Each line of the material must be returned exactly.

— Begin DATASET EXCERPTS —

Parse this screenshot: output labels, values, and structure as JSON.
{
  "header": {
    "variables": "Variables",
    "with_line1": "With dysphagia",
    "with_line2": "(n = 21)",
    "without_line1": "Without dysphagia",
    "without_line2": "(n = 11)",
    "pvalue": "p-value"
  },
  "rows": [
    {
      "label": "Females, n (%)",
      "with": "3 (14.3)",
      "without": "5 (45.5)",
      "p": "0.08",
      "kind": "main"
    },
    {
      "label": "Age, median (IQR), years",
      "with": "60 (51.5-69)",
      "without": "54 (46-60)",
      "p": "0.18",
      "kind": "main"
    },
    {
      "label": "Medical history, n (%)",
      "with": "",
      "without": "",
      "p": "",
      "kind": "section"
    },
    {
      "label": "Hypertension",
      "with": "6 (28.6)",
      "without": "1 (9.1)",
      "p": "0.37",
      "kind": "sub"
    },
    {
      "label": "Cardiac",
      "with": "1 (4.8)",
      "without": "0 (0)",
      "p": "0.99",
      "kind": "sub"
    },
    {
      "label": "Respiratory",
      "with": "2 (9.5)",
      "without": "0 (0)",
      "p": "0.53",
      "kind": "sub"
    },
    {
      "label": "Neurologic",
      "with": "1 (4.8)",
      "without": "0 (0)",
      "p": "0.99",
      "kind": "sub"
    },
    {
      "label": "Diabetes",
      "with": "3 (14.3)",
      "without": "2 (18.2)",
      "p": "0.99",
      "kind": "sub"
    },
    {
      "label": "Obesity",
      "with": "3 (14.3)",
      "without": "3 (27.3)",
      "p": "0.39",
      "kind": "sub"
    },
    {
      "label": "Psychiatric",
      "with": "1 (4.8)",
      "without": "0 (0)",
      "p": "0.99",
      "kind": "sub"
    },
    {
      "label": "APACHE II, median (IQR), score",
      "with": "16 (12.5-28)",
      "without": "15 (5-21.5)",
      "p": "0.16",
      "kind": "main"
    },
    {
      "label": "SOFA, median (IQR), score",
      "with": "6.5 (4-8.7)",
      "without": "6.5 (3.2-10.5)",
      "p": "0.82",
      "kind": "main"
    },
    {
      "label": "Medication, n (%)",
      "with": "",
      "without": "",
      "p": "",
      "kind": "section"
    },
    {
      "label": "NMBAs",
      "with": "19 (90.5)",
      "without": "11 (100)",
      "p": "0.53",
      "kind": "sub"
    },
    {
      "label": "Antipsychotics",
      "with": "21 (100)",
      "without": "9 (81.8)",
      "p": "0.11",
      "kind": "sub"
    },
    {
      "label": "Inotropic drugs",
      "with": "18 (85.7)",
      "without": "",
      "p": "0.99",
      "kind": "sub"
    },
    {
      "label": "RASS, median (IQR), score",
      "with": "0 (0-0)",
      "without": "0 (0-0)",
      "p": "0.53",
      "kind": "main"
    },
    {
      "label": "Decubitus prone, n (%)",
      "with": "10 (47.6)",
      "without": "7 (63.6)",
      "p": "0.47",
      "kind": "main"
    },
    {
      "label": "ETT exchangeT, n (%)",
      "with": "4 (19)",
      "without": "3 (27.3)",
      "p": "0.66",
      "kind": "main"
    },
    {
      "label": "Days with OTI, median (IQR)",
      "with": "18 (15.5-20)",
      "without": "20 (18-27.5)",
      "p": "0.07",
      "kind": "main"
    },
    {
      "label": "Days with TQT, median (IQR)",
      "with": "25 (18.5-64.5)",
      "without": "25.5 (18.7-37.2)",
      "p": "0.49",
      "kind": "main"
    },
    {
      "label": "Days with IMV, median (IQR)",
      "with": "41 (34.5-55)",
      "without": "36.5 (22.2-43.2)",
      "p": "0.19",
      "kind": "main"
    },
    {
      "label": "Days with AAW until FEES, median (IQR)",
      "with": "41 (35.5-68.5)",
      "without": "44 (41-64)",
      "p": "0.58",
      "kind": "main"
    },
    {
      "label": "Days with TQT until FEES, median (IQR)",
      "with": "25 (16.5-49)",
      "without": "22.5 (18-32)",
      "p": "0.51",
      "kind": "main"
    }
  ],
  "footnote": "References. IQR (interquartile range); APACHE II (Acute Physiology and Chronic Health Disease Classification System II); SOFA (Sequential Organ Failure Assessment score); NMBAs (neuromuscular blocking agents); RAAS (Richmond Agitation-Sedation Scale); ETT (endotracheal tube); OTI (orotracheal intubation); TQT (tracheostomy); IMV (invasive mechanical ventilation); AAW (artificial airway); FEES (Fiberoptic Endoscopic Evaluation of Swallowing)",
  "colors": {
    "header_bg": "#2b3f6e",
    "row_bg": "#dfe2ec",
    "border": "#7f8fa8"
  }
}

— End DATASET EXCERPTS —

### THE REPLY
Parse this screenshot: output labels, values, and structure as JSON.
{
  "header": {
    "variables": "Variables",
    "with_line1": "With dysphagia",
    "with_line2": "(n = 21)",
    "without_line1": "Without dysphagia",
    "without_line2": "(n = 11)",
    "pvalue": "p-value"
  },
  "rows": [
    {
      "label": "Females, n (%)",
      "with": "3 (14.3)",
      "without": "5 (45.5)",
      "p": "0.08",
      "kind": "main"
    },
    {
      "label": "Age, median (IQR), years",
      "with": "60 (51.5-69)",
      "without": "54 (46-60)",
      "p": "0.18",
      "kind": "main"
    },
    {
      "label": "Medical history, n (%)",
      "with": "",
      "without": "",
      "p": "",
      "kind": "section"
    },
    {
      "label": "Hypertension",
      "with": "6 (28.6)",
      "without": "1 (9.1)",
      "p": "0.37",
      "kind": "sub"
    },
    {
      "label": "Cardiac",
      "with": "1 (4.8)",
      "without": "0 (0)",
      "p": "0.99",
      "kind": "sub"
    },
    {
      "label": "Respiratory",
      "with": "2 (9.5)",
      "without": "0 (0)",
      "p": "0.53",
      "kind": "sub"
    },
    {
      "label": "Neurologic",
      "with": "1 (4.8)",
      "without": "0 (0)",
      "p": "0.99",
      "kind": "sub"
    },
    {
      "label": "Diabetes",
      "with": "3 (14.3)",
      "without": "2 (18.2)",
      "p": "0.99",
      "kind": "sub"
    },
    {
      "label": "Obesity",
      "with": "3 (14.3)",
      "without": "3 (27.3)",
      "p": "0.39",
      "kind": "sub"
    },
    {
      "label": "Psychiatric",
      "with": "1 (4.8)",
      "without": "0 (0)",
      "p": "0.99",
      "kind": "sub"
    },
    {
      "label": "APACHE II, median (IQR), score",
      "with": "16 (12.5-28)",
      "without": "15 (5-21.5)",
      "p": "0.16",
      "kind": "main"
    },
    {
      "label": "SOFA, median (IQR), score",
      "with": "6.5 (4-8.7)",
      "without": "6.5 (3.2-10.5)",
      "p": "0.82",
      "kind": "main"
    },
    {
      "label": "Medication, n (%)",
      "with": "",
      "without": "",
      "p": "",
      "kind": "section"
    },
    {
      "label": "NMBAs",
      "with": "19 (90.5)",
      "without": "11 (100)",
      "p": "0.53",
      "kind": "sub"
    },
    {
      "label": "Antipsychotics",
      "with": "21 (100)",
      "without": "9 (81.8)",
      "p": "0.11",
      "kind": "sub"
    },
    {
      "label": "Inotropic drugs",
      "with": "18 (85.7)",
      "without": "",
      "p": "0.99",
      "kind": "sub"
    },
    {
      "label": "RASS, median (IQR), score",
      "with": "0 (0-0)",
      "without": "0 (0-0)",
      "p": "0.53",
      "kind": "main"
    },
    {
      "label": "Decubitus prone, n (%)",
      "with": "10 (47.6)",
      "without": "7 (63.6)",
      "p": "0.47",
      "kind": "main"
    },
    {
      "label": "ETT exchangeT, n (%)",
      "with": "4 (19)",
      "without": "3 (27.3)",
      "p": "0.66",
      "kind": "main"
    },
    {
      "label": "Days with OTI, median (IQR)",
      "with": "18 (15.5-20)",
      "without": "20 (18-27.5)",
      "p": "0.07",
      "kind": "main"
    },
    {
      "label": "Days with TQT, median (IQR)",
      "with": "25 (18.5-64.5)",
      "without": "25.5 (18.7-37.2)",
      "p": "0.49",
      "kind": "main"
    },
    {
      "label": "Days with IMV, median (IQR)",
      "with": "41 (34.5-55)",
      "without": "36.5 (22.2-43.2)",
      "p": "0.19",
      "kind": "main"
    },
    {
      "label": "Days with AAW until FEES, median (IQR)",
      "with": "41 (35.5-68.5)",
      "without": "44 (41-64)",
      "p": "0.58",
      "kind": "main"
    },
    {
      "label": "Days with TQT until FEES, median (IQR)",
      "with": "25 (16.5-49)",
      "without": "22.5 (18-32)",
      "p": "0.51",
      "kind": "main"
    }
  ],
  "footnote": "References. IQR (interquartile range); APACHE II (Acute Physiology and Chronic Health Disease Classification System II); SOFA (Sequential Organ Failure Assessment score); NMBAs (neuromuscular blocking agents); RAAS (Richmond Agitation-Sedation Scale); ETT (endotracheal tube); OTI (orotracheal intubation); TQT (tracheostomy); IMV (invasive mechanical ventilation); AAW (artificial airway); FEES (Fiberoptic Endoscopic Evaluation of Swallowing)",
  "colors": {
    "header_bg": "#2b3f6e",
    "row_bg": "#dfe2ec",
    "border": "#7f8fa8"
  }
}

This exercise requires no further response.